* [Supplied data]:

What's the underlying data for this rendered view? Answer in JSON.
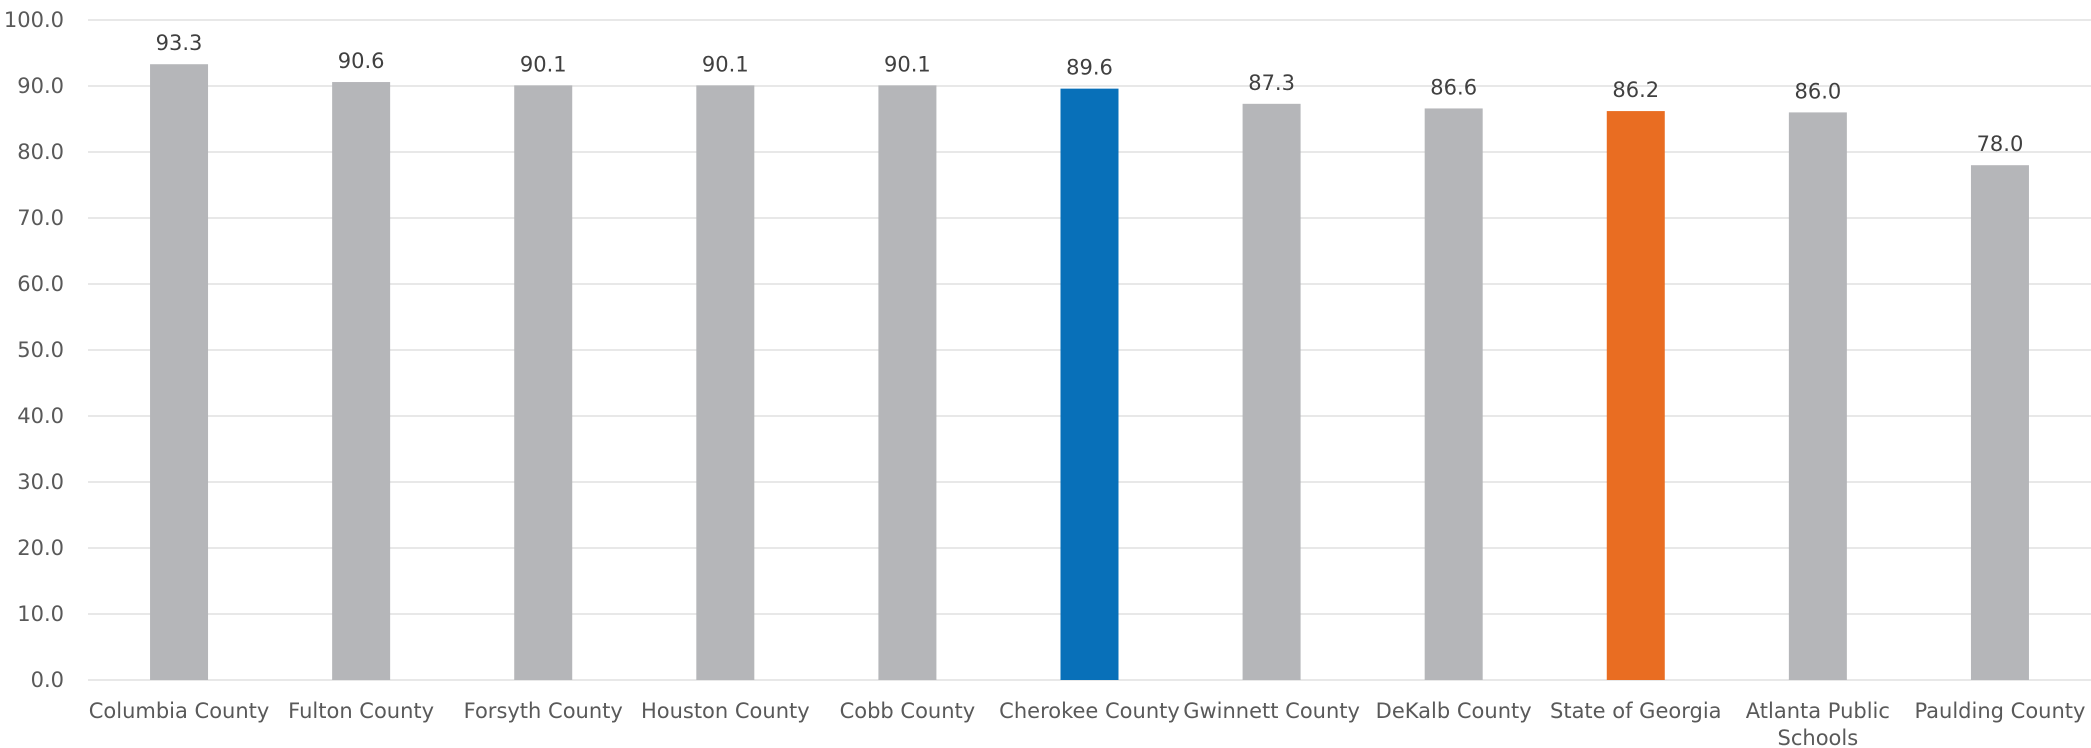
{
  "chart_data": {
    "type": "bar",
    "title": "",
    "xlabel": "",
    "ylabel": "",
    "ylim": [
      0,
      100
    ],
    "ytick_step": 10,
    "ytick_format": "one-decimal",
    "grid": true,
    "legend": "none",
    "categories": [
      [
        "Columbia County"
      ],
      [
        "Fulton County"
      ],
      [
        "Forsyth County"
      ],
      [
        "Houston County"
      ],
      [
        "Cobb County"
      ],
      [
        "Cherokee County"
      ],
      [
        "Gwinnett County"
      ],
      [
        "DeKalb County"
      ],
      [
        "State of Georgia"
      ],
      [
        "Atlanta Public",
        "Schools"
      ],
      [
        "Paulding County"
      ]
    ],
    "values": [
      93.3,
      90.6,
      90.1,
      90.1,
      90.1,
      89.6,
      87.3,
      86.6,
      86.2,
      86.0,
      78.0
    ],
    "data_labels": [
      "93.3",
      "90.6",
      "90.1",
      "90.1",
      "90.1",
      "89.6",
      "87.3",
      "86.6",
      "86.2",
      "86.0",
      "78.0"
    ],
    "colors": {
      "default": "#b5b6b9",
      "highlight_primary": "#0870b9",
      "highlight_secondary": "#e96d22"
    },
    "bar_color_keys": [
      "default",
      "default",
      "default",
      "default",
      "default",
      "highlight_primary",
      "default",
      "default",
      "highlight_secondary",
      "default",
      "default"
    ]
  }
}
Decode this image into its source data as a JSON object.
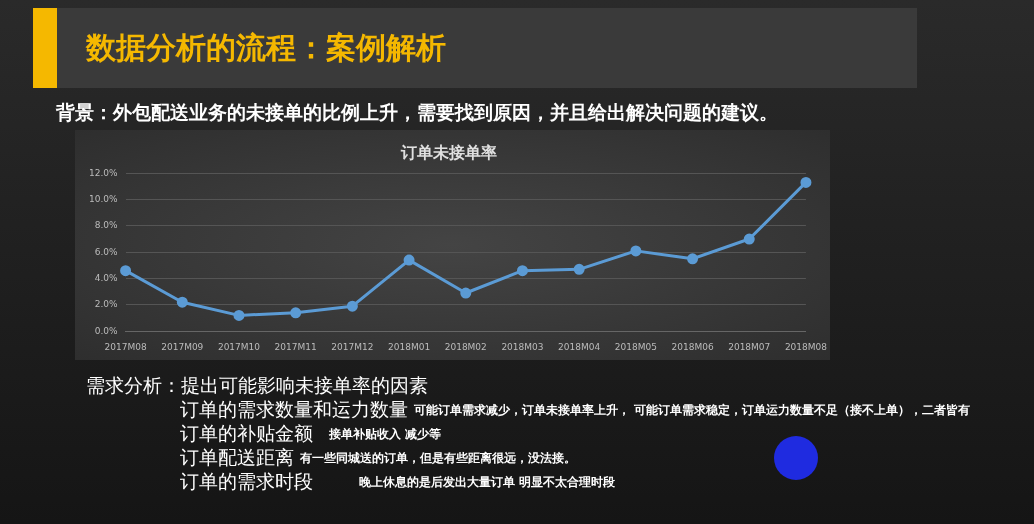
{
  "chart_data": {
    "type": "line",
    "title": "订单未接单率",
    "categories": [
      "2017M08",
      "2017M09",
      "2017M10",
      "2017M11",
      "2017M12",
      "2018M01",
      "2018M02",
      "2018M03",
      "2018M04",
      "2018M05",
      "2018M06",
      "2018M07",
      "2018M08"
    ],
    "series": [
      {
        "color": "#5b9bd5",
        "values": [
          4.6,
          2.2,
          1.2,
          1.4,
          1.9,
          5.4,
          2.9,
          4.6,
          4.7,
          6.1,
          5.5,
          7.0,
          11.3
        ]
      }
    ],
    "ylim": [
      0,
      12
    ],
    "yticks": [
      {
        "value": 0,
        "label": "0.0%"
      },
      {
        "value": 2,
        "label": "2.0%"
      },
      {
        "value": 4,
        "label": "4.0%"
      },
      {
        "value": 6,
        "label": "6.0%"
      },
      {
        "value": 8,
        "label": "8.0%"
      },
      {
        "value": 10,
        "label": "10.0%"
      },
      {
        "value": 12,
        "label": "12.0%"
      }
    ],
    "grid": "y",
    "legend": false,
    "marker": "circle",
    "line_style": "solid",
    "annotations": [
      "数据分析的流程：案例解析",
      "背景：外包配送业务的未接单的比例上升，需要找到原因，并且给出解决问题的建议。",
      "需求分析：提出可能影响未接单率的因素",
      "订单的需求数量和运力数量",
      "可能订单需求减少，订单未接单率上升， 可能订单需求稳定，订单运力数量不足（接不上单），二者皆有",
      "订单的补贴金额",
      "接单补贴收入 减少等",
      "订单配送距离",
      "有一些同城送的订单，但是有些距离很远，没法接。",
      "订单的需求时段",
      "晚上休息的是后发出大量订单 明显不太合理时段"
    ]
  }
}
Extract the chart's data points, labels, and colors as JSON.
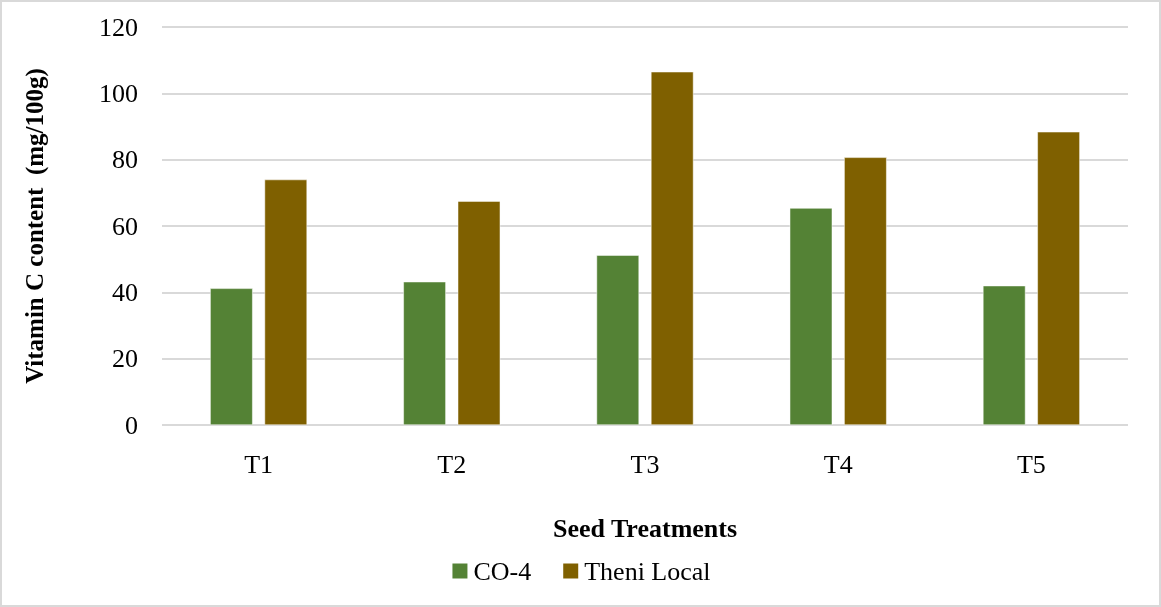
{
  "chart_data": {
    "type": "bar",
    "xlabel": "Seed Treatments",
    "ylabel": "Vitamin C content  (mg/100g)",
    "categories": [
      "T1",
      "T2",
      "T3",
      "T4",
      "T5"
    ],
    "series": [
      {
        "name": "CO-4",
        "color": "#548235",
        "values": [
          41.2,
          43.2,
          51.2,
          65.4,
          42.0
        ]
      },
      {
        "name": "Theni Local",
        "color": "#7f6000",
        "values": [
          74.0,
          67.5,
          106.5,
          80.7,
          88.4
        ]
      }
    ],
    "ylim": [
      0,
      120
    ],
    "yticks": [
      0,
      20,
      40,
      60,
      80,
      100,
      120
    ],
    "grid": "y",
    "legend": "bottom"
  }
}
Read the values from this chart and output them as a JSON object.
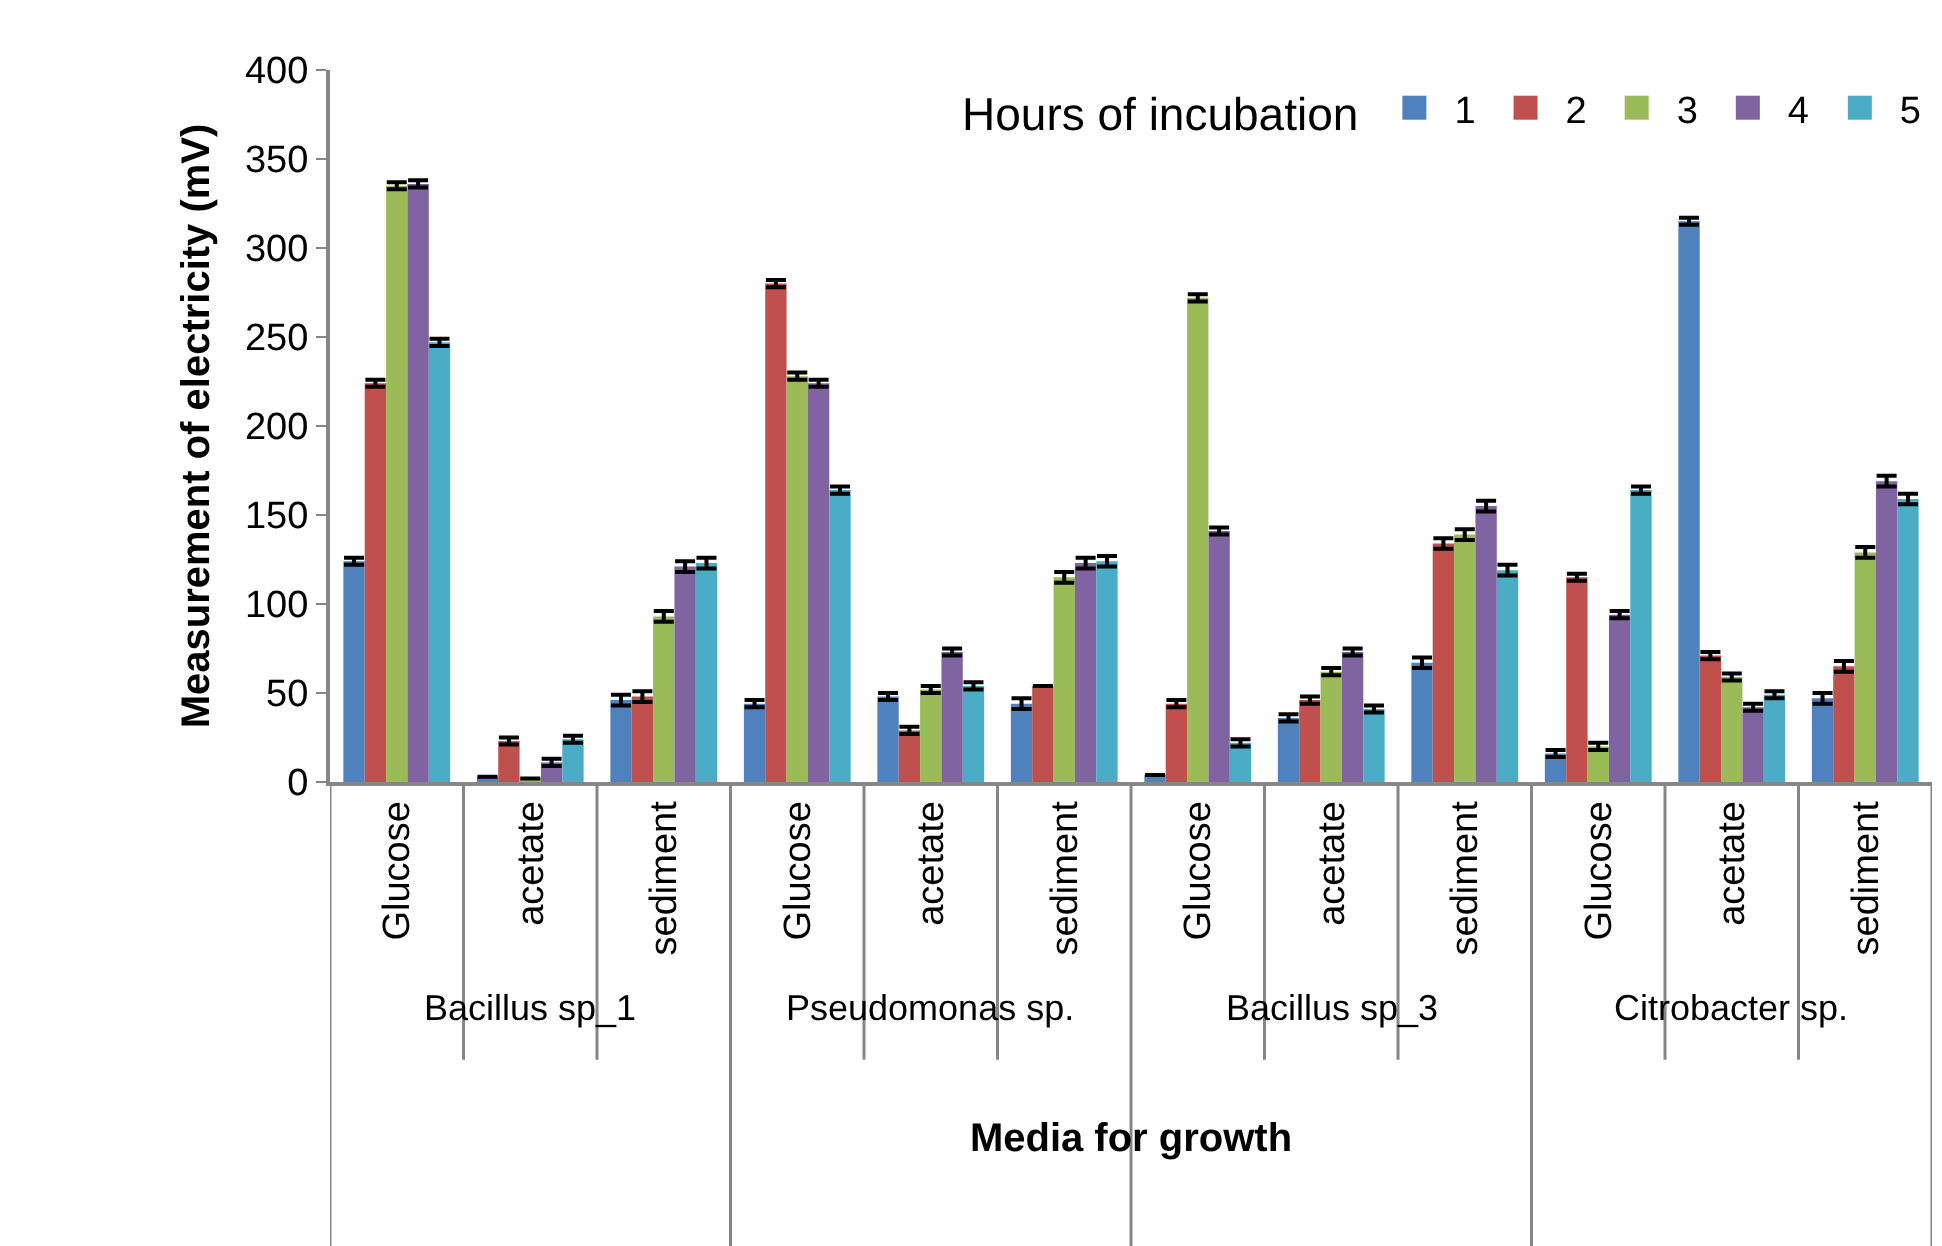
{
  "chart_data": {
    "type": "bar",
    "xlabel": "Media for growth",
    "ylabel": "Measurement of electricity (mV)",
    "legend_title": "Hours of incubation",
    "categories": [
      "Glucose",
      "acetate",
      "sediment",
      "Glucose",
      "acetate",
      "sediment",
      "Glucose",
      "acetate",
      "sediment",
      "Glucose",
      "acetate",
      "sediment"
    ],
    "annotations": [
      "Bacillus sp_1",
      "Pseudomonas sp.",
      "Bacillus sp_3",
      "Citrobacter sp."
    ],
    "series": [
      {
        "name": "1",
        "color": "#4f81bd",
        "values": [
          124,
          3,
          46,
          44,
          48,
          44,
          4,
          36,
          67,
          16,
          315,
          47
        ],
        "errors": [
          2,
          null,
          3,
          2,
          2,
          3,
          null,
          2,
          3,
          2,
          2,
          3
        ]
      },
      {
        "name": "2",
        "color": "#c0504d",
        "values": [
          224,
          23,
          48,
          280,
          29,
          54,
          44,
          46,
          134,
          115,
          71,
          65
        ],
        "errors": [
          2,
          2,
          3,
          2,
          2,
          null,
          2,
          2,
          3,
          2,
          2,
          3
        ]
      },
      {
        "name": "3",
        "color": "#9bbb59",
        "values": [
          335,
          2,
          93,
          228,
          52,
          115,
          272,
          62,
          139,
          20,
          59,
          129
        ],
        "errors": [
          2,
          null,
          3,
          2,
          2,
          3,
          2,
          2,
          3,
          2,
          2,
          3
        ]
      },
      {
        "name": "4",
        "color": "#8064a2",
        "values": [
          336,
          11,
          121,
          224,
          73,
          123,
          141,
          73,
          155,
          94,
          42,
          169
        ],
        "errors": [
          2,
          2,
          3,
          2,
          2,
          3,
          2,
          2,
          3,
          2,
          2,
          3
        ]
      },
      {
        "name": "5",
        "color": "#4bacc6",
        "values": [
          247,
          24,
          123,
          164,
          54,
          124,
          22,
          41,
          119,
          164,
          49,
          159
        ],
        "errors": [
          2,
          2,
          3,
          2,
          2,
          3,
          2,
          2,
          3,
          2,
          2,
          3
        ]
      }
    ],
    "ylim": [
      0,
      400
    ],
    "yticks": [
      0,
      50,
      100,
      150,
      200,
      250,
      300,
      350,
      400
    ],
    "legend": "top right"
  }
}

* [The exercise]: All of the records need repeating exactly, except for the pictures.

* [Solution to this problem]:
What's the underlying data for this rendered view? Answer in JSON.
{
  "chart_data": {
    "type": "bar",
    "title": "",
    "xlabel": "",
    "ylabel": "",
    "ylim": [
      0,
      100
    ],
    "ytick_step": 10,
    "ytick_format": "one-decimal",
    "grid": true,
    "legend": "none",
    "categories": [
      [
        "Columbia County"
      ],
      [
        "Fulton County"
      ],
      [
        "Forsyth County"
      ],
      [
        "Houston County"
      ],
      [
        "Cobb County"
      ],
      [
        "Cherokee County"
      ],
      [
        "Gwinnett County"
      ],
      [
        "DeKalb County"
      ],
      [
        "State of Georgia"
      ],
      [
        "Atlanta Public",
        "Schools"
      ],
      [
        "Paulding County"
      ]
    ],
    "values": [
      93.3,
      90.6,
      90.1,
      90.1,
      90.1,
      89.6,
      87.3,
      86.6,
      86.2,
      86.0,
      78.0
    ],
    "data_labels": [
      "93.3",
      "90.6",
      "90.1",
      "90.1",
      "90.1",
      "89.6",
      "87.3",
      "86.6",
      "86.2",
      "86.0",
      "78.0"
    ],
    "colors": {
      "default": "#b5b6b9",
      "highlight_primary": "#0870b9",
      "highlight_secondary": "#e96d22"
    },
    "bar_color_keys": [
      "default",
      "default",
      "default",
      "default",
      "default",
      "highlight_primary",
      "default",
      "default",
      "highlight_secondary",
      "default",
      "default"
    ]
  }
}
Decode this image into its source data as a JSON object.
{
  "chart_data": {
    "type": "line",
    "title": "订单未接单率",
    "categories": [
      "2017M08",
      "2017M09",
      "2017M10",
      "2017M11",
      "2017M12",
      "2018M01",
      "2018M02",
      "2018M03",
      "2018M04",
      "2018M05",
      "2018M06",
      "2018M07",
      "2018M08"
    ],
    "series": [
      {
        "color": "#5b9bd5",
        "values": [
          4.6,
          2.2,
          1.2,
          1.4,
          1.9,
          5.4,
          2.9,
          4.6,
          4.7,
          6.1,
          5.5,
          7.0,
          11.3
        ]
      }
    ],
    "ylim": [
      0,
      12
    ],
    "yticks": [
      {
        "value": 0,
        "label": "0.0%"
      },
      {
        "value": 2,
        "label": "2.0%"
      },
      {
        "value": 4,
        "label": "4.0%"
      },
      {
        "value": 6,
        "label": "6.0%"
      },
      {
        "value": 8,
        "label": "8.0%"
      },
      {
        "value": 10,
        "label": "10.0%"
      },
      {
        "value": 12,
        "label": "12.0%"
      }
    ],
    "grid": "y",
    "legend": false,
    "marker": "circle",
    "line_style": "solid",
    "annotations": [
      "数据分析的流程：案例解析",
      "背景：外包配送业务的未接单的比例上升，需要找到原因，并且给出解决问题的建议。",
      "需求分析：提出可能影响未接单率的因素",
      "订单的需求数量和运力数量",
      "可能订单需求减少，订单未接单率上升， 可能订单需求稳定，订单运力数量不足（接不上单），二者皆有",
      "订单的补贴金额",
      "接单补贴收入 减少等",
      "订单配送距离",
      "有一些同城送的订单，但是有些距离很远，没法接。",
      "订单的需求时段",
      "晚上休息的是后发出大量订单 明显不太合理时段"
    ]
  }
}
Extract the chart's data points, labels, and colors as JSON.
{
  "chart_data": {
    "type": "bar",
    "xlabel": "Seed Treatments",
    "ylabel": "Vitamin C content  (mg/100g)",
    "categories": [
      "T1",
      "T2",
      "T3",
      "T4",
      "T5"
    ],
    "series": [
      {
        "name": "CO-4",
        "color": "#548235",
        "values": [
          41.2,
          43.2,
          51.2,
          65.4,
          42.0
        ]
      },
      {
        "name": "Theni Local",
        "color": "#7f6000",
        "values": [
          74.0,
          67.5,
          106.5,
          80.7,
          88.4
        ]
      }
    ],
    "ylim": [
      0,
      120
    ],
    "yticks": [
      0,
      20,
      40,
      60,
      80,
      100,
      120
    ],
    "grid": "y",
    "legend": "bottom"
  }
}
Read the values from this chart and output them as a JSON object.
{
  "chart_data": {
    "type": "bar",
    "xlabel": "Media for growth",
    "ylabel": "Measurement of electricity (mV)",
    "legend_title": "Hours of incubation",
    "categories": [
      "Glucose",
      "acetate",
      "sediment",
      "Glucose",
      "acetate",
      "sediment",
      "Glucose",
      "acetate",
      "sediment",
      "Glucose",
      "acetate",
      "sediment"
    ],
    "annotations": [
      "Bacillus sp_1",
      "Pseudomonas sp.",
      "Bacillus sp_3",
      "Citrobacter sp."
    ],
    "series": [
      {
        "name": "1",
        "color": "#4f81bd",
        "values": [
          124,
          3,
          46,
          44,
          48,
          44,
          4,
          36,
          67,
          16,
          315,
          47
        ],
        "errors": [
          2,
          null,
          3,
          2,
          2,
          3,
          null,
          2,
          3,
          2,
          2,
          3
        ]
      },
      {
        "name": "2",
        "color": "#c0504d",
        "values": [
          224,
          23,
          48,
          280,
          29,
          54,
          44,
          46,
          134,
          115,
          71,
          65
        ],
        "errors": [
          2,
          2,
          3,
          2,
          2,
          null,
          2,
          2,
          3,
          2,
          2,
          3
        ]
      },
      {
        "name": "3",
        "color": "#9bbb59",
        "values": [
          335,
          2,
          93,
          228,
          52,
          115,
          272,
          62,
          139,
          20,
          59,
          129
        ],
        "errors": [
          2,
          null,
          3,
          2,
          2,
          3,
          2,
          2,
          3,
          2,
          2,
          3
        ]
      },
      {
        "name": "4",
        "color": "#8064a2",
        "values": [
          336,
          11,
          121,
          224,
          73,
          123,
          141,
          73,
          155,
          94,
          42,
          169
        ],
        "errors": [
          2,
          2,
          3,
          2,
          2,
          3,
          2,
          2,
          3,
          2,
          2,
          3
        ]
      },
      {
        "name": "5",
        "color": "#4bacc6",
        "values": [
          247,
          24,
          123,
          164,
          54,
          124,
          22,
          41,
          119,
          164,
          49,
          159
        ],
        "errors": [
          2,
          2,
          3,
          2,
          2,
          3,
          2,
          2,
          3,
          2,
          2,
          3
        ]
      }
    ],
    "ylim": [
      0,
      400
    ],
    "yticks": [
      0,
      50,
      100,
      150,
      200,
      250,
      300,
      350,
      400
    ],
    "legend": "top right"
  }
}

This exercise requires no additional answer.